• _Exercise goal_
Rewrite all the lines below with every "on each flight" changed to "per flight" and nothing else touched. Leave the pictures out.

※

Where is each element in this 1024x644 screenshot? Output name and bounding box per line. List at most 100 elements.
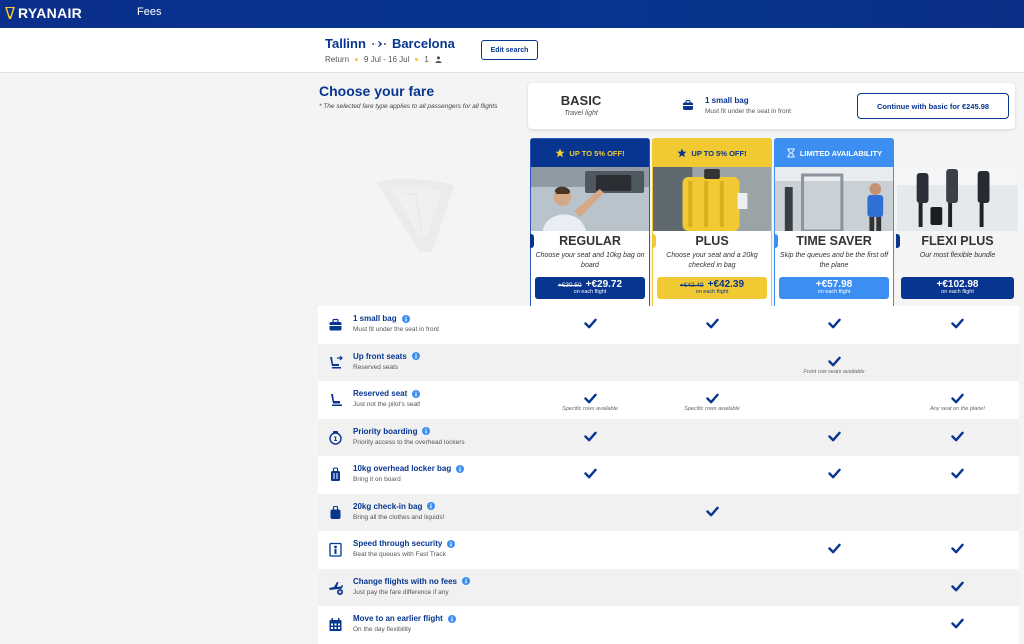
feature-cell	[652, 419, 772, 457]
feature-cell	[896, 419, 1019, 457]
continue-with-basic-button[interactable]: Continue with basic for €245.98	[857, 93, 1009, 119]
feature-cell	[774, 494, 894, 532]
feature-cell	[774, 569, 894, 607]
info-icon[interactable]	[411, 352, 420, 360]
checkmark-icon	[828, 431, 841, 441]
feature-comparison-table: 1 small bag Must fit under the seat in fr…	[318, 306, 1019, 644]
destination-city: Barcelona	[391, 36, 455, 51]
feature-title-text: Change flights with no fees	[353, 576, 458, 586]
flexi-plus-fare-name: FLEXI PLUS	[921, 234, 994, 248]
feature-title-text: Up front seats	[353, 351, 407, 361]
checkmark-icon	[584, 318, 597, 329]
ryanair-logo[interactable]: RYANAIR	[4, 4, 82, 22]
feature-cell	[652, 456, 772, 494]
feature-row: Change flights with no fees Just pay the …	[318, 568, 1019, 607]
person-icon	[435, 56, 442, 63]
star-icon	[555, 148, 566, 158]
feature-subtitle: Reserved seats	[353, 363, 399, 371]
feature-cell	[896, 306, 1019, 344]
feature-subtitle: Beat the queues with Fast Track	[353, 551, 446, 558]
feature-cell	[774, 419, 894, 457]
info-icon[interactable]	[412, 389, 421, 398]
fare-note: * The selected fare type applies to all …	[319, 103, 498, 110]
feature-subtitle: Must fit under the seat in front	[353, 326, 439, 333]
basic-fare-tagline: Travel light	[564, 110, 598, 117]
feature-cell	[774, 306, 894, 344]
info-icon[interactable]	[456, 464, 465, 473]
feature-title: Reserved seat	[353, 389, 421, 398]
basic-bag-subtitle: Must fit under the seat in front	[705, 108, 791, 115]
feature-cell	[652, 344, 772, 382]
checkmark-icon	[951, 618, 964, 629]
regular-price-button[interactable]: +€30.50 +€29.72 on each flight	[535, 277, 645, 299]
feature-cell	[774, 531, 894, 569]
brand-name: RYANAIR	[18, 5, 83, 21]
feature-row: 10kg overhead locker bag Bring it on boar…	[318, 456, 1019, 494]
plus-price-button[interactable]: +€43.49 +€42.39 on each flight	[657, 277, 767, 299]
trip-details: Return 9 Jul - 16 Jul 1	[325, 55, 442, 64]
basic-bag-title: 1 small bag	[705, 96, 749, 105]
reserved-seat-icon	[331, 394, 342, 406]
feature-cell	[896, 456, 1019, 494]
trip-dates: 9 Jul - 16 Jul	[364, 55, 410, 64]
star-icon	[677, 148, 688, 158]
checkmark-icon	[951, 543, 964, 554]
origin-city: Tallinn	[325, 36, 366, 51]
feature-cell-note: Any seat on the plane!	[930, 406, 985, 412]
info-icon[interactable]	[427, 502, 436, 510]
time-saver-price-button[interactable]: +€57.98 on each flight	[779, 277, 889, 299]
flexi-plus-fare-photo	[897, 167, 1018, 231]
feature-cell-note: Front row seats available	[803, 368, 865, 375]
feature-cell	[896, 531, 1019, 569]
info-icon[interactable]	[422, 427, 431, 435]
checkmark-icon	[951, 581, 964, 591]
feature-title-text: Speed through security	[353, 539, 443, 548]
feature-cell	[530, 494, 650, 532]
feature-cell: Front row seats available	[774, 344, 894, 382]
feature-title: 1 small bag	[353, 314, 410, 323]
flexi-plus-price-button[interactable]: +€102.98 on each flight	[901, 277, 1014, 299]
feature-cell	[652, 306, 772, 344]
feature-row: Up front seats Reserved seats Front row se…	[318, 343, 1019, 382]
feature-cell-note: Specific rows available	[562, 406, 618, 412]
feature-label: 1 Priority boarding Priority access to the…	[318, 419, 530, 457]
flight-path-icon	[371, 40, 386, 47]
regular-banner-text: UP TO 5% OFF!	[569, 148, 625, 158]
feature-label: 20kg check-in bag Bring all the clothes a…	[318, 494, 530, 532]
regular-old-price: +€30.50	[557, 282, 582, 289]
fees-link[interactable]: Fees	[137, 6, 161, 18]
feature-cell	[774, 456, 894, 494]
plus-discount-banner: UP TO 5% OFF!	[653, 139, 771, 167]
checkmark-icon	[828, 468, 841, 479]
fast-track-icon	[329, 542, 342, 557]
feature-title-text: 1 small bag	[353, 314, 397, 323]
feature-cell	[530, 419, 650, 457]
info-icon[interactable]	[462, 577, 471, 585]
info-icon[interactable]	[447, 539, 456, 548]
basic-fare-name: BASIC	[560, 93, 602, 108]
checkmark-icon	[951, 318, 964, 329]
info-icon[interactable]	[401, 314, 410, 323]
feature-cell	[652, 531, 772, 569]
svg-text:1: 1	[333, 436, 337, 443]
small-bag-icon	[329, 318, 342, 331]
separator-dot	[415, 58, 419, 61]
trip-summary: Tallinn Barcelona Return 9 Jul - 16 Jul …	[0, 28, 1024, 73]
edit-search-button[interactable]: Edit search	[481, 40, 538, 60]
feature-cell	[652, 606, 772, 644]
info-icon[interactable]	[447, 614, 456, 623]
checkin-bag-icon	[330, 505, 341, 519]
regular-price-unit: on each flight	[573, 289, 607, 295]
feature-cell	[530, 531, 650, 569]
feature-title: 20kg check-in bag	[353, 502, 436, 511]
time-saver-price-unit: on each flight	[817, 289, 851, 295]
feature-title: 10kg overhead locker bag	[353, 464, 465, 473]
feature-title: Speed through security	[353, 539, 456, 548]
flexi-plus-price-unit: on each flight	[941, 289, 974, 295]
feature-title: Up front seats	[353, 352, 420, 361]
feature-title-text: Priority boarding	[353, 426, 418, 436]
basic-fare-card: BASIC Travel light 1 small bag Must fit …	[528, 83, 1015, 129]
feature-cell: Specific rows available	[652, 381, 772, 419]
feature-row: 1 small bag Must fit under the seat in fr…	[318, 306, 1019, 344]
route: Tallinn Barcelona	[325, 36, 455, 51]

※

• _Expected answer_
Where is each element in this 1024x644 screenshot? Output name and bounding box per line. List at most 100 elements.
feature-cell	[652, 419, 772, 457]
feature-cell	[896, 419, 1019, 457]
continue-with-basic-button[interactable]: Continue with basic for €245.98	[857, 93, 1009, 119]
feature-cell	[774, 494, 894, 532]
feature-cell	[774, 569, 894, 607]
info-icon[interactable]	[411, 352, 420, 360]
checkmark-icon	[828, 431, 841, 441]
feature-comparison-table: 1 small bag Must fit under the seat in fr…	[318, 306, 1019, 644]
destination-city: Barcelona	[391, 36, 455, 51]
feature-title-text: Change flights with no fees	[353, 576, 458, 586]
flexi-plus-fare-name: FLEXI PLUS	[921, 234, 994, 248]
feature-title-text: Up front seats	[353, 351, 407, 361]
checkmark-icon	[584, 318, 597, 329]
ryanair-logo[interactable]: RYANAIR	[4, 4, 82, 22]
feature-cell	[652, 456, 772, 494]
feature-row: Change flights with no fees Just pay the …	[318, 568, 1019, 607]
person-icon	[435, 56, 442, 63]
star-icon	[555, 148, 566, 158]
feature-subtitle: Reserved seats	[353, 363, 399, 371]
feature-cell	[896, 306, 1019, 344]
feature-subtitle: Beat the queues with Fast Track	[353, 551, 446, 558]
feature-cell	[774, 419, 894, 457]
info-icon[interactable]	[412, 389, 421, 398]
fare-note: * The selected fare type applies to all …	[319, 103, 498, 110]
feature-subtitle: Must fit under the seat in front	[353, 326, 439, 333]
basic-fare-tagline: Travel light	[564, 110, 598, 117]
feature-cell	[774, 306, 894, 344]
info-icon[interactable]	[456, 464, 465, 473]
feature-title: Reserved seat	[353, 389, 421, 398]
basic-bag-subtitle: Must fit under the seat in front	[705, 108, 791, 115]
feature-cell	[652, 344, 772, 382]
checkmark-icon	[951, 618, 964, 629]
regular-price-button[interactable]: +€30.50 +€29.72 per flight	[535, 277, 645, 299]
feature-cell	[774, 531, 894, 569]
brand-name: RYANAIR	[18, 5, 83, 21]
feature-row: 10kg overhead locker bag Bring it on boar…	[318, 456, 1019, 494]
plus-price-button[interactable]: +€43.49 +€42.39 per flight	[657, 277, 767, 299]
trip-details: Return 9 Jul - 16 Jul 1	[325, 55, 442, 64]
basic-bag-title: 1 small bag	[705, 96, 749, 105]
reserved-seat-icon	[331, 394, 342, 406]
feature-cell	[896, 456, 1019, 494]
trip-dates: 9 Jul - 16 Jul	[364, 55, 410, 64]
star-icon	[677, 148, 688, 158]
checkmark-icon	[951, 543, 964, 554]
origin-city: Tallinn	[325, 36, 366, 51]
feature-cell-note: Any seat on the plane!	[930, 406, 985, 412]
info-icon[interactable]	[427, 502, 436, 510]
time-saver-price-button[interactable]: +€57.98 per flight	[779, 277, 889, 299]
flexi-plus-fare-photo	[897, 167, 1018, 231]
feature-cell-note: Front row seats available	[803, 368, 865, 375]
feature-cell	[896, 531, 1019, 569]
info-icon[interactable]	[422, 427, 431, 435]
checkmark-icon	[951, 581, 964, 591]
feature-title-text: Speed through security	[353, 539, 443, 548]
feature-cell	[530, 494, 650, 532]
feature-cell: Front row seats available	[774, 344, 894, 382]
feature-title: 1 small bag	[353, 314, 410, 323]
flexi-plus-price-button[interactable]: +€102.98 per flight	[901, 277, 1014, 299]
feature-cell	[652, 306, 772, 344]
feature-row: Up front seats Reserved seats Front row se…	[318, 343, 1019, 382]
feature-cell-note: Specific rows available	[562, 406, 618, 412]
feature-label: 1 Priority boarding Priority access to the…	[318, 419, 530, 457]
flight-path-icon	[371, 40, 386, 47]
regular-banner-text: UP TO 5% OFF!	[569, 148, 625, 158]
feature-label: 20kg check-in bag Bring all the clothes a…	[318, 494, 530, 532]
regular-old-price: +€30.50	[557, 282, 582, 289]
fees-link[interactable]: Fees	[137, 6, 161, 18]
feature-cell	[774, 456, 894, 494]
plus-discount-banner: UP TO 5% OFF!	[653, 139, 771, 167]
checkmark-icon	[828, 468, 841, 479]
fast-track-icon	[329, 542, 342, 557]
feature-title-text: 1 small bag	[353, 314, 397, 323]
feature-cell	[530, 419, 650, 457]
info-icon[interactable]	[462, 577, 471, 585]
info-icon[interactable]	[447, 539, 456, 548]
basic-fare-name: BASIC	[560, 93, 602, 108]
checkmark-icon	[951, 318, 964, 329]
info-icon[interactable]	[401, 314, 410, 323]
feature-cell	[652, 531, 772, 569]
svg-text:1: 1	[333, 436, 337, 443]
small-bag-icon	[329, 318, 342, 331]
separator-dot	[415, 58, 419, 61]
trip-summary: Tallinn Barcelona Return 9 Jul - 16 Jul …	[0, 28, 1024, 73]
edit-search-button[interactable]: Edit search	[481, 40, 538, 60]
feature-cell	[652, 606, 772, 644]
info-icon[interactable]	[447, 614, 456, 623]
checkin-bag-icon	[330, 505, 341, 519]
regular-price-unit: per flight	[573, 289, 607, 295]
feature-cell	[530, 531, 650, 569]
feature-title: 20kg check-in bag	[353, 502, 436, 511]
time-saver-price-unit: per flight	[817, 289, 851, 295]
feature-title: 10kg overhead locker bag	[353, 464, 465, 473]
feature-title: Speed through security	[353, 539, 456, 548]
flexi-plus-price-unit: per flight	[941, 289, 974, 295]
feature-title: Up front seats	[353, 352, 420, 361]
feature-title-text: Priority boarding	[353, 426, 418, 436]
basic-fare-card: BASIC Travel light 1 small bag Must fit …	[528, 83, 1015, 129]
feature-cell: Specific rows available	[652, 381, 772, 419]
feature-row: 1 small bag Must fit under the seat in fr…	[318, 306, 1019, 344]
route: Tallinn Barcelona	[325, 36, 455, 51]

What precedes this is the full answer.